Public interview reports confirming this problem appears in Datadog loops.

  • Glassdoor (2026-Q1)Datadog onsite for senior roles.

Problem

A permutation of an array of integers is an arrangement of its members into a sequence or linear order. The next permutation of an array of integers is the next lexicographically greater permutation of its integer. If no such arrangement exists, it must be rearranged to the lowest possible order (ascending). Replace nums with its next permutation in place using only constant extra memory.

Constraints

  • 1 <= nums.length <= 100
  • 0 <= nums[i] <= 100

Examples

Example 1

Input
nums = [1,2,3]
Output
[1,3,2]

Example 2

Input
nums = [3,2,1]
Output
[1,2,3]

Example 3

Input
nums = [1,1,5]
Output
[1,5,1]

Approaches

1. Generate all permutations, find next

Enumerate, sort, find current, return successor.

Time
O(n! * n)
Space
O(n! * n)
// Generate all permutations, sort lexically, find current, return successor.
// Factorial — never ship.

Tradeoff: Factorial blows up immediately. Anti-pattern.

2. Knuth's three-step in-place (optimal)

• _What this exercise asks_
1/ Please reproduce the stretch of the next-permutation problem text from "A permutation of" through "constant extra memory." word for word.
2/ Carry on the next-permutation problem write-up from the point where it stops.

• _Given information_

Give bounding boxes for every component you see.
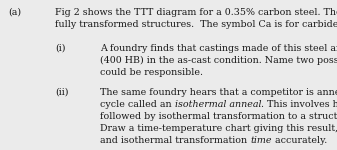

• _Answers_
1/
A permutation of an array of integers is an arrangement of its members into a sequence or linear order. The next permutation of an array of integers is the next lexicographically greater permutation of its integer. If no such arrangement exists, it must be rearranged to the lowest possible order (ascending). Replace nums with its next permutation in place using only constant extra memory.

2/
1) Find largest i where nums[i] < nums[i+1]. 2) Find largest j > i where nums[j] > nums[i]. 3) Swap and reverse nums[i+1..].

Time
O(n)
Space
O(1)
function nextPermutation(nums) {
  const n = nums.length;
  let i = n - 2;
  while (i >= 0 && nums[i] >= nums[i + 1]) i--;
  if (i >= 0) {
    let j = n - 1;
    while (nums[j] <= nums[i]) j--;
    [nums[i], nums[j]] = [nums[j], nums[i]];
  }
  // Reverse nums[i+1..]
  let lo = i + 1, hi = n - 1;
  while (lo < hi) {
    [nums[lo], nums[hi]] = [nums[hi], nums[lo]];
    lo++; hi--;
  }
}

Tradeoff: O(n) time, O(1) space — the canonical algorithm. Each step has a clear purpose; together they produce the next lex permutation.

Datadog-specific tips

Datadog grades on whether you articulate EACH of the three steps with a justification: find pivot (largest decreasing suffix), find swap partner (smallest greater value in suffix), reverse suffix (which is now still in descending order). Without the reasoning, the code looks magical.

Common mistakes

  • Off-by-one in the pivot-find loop — should be largest i where nums[i] < nums[i+1].
  • Using strict > vs >= for the partner search — duplicates trip this up.
  • Forgetting the reverse step — would give 'a' next permutation but not the LEXICOGRAPHICALLY next.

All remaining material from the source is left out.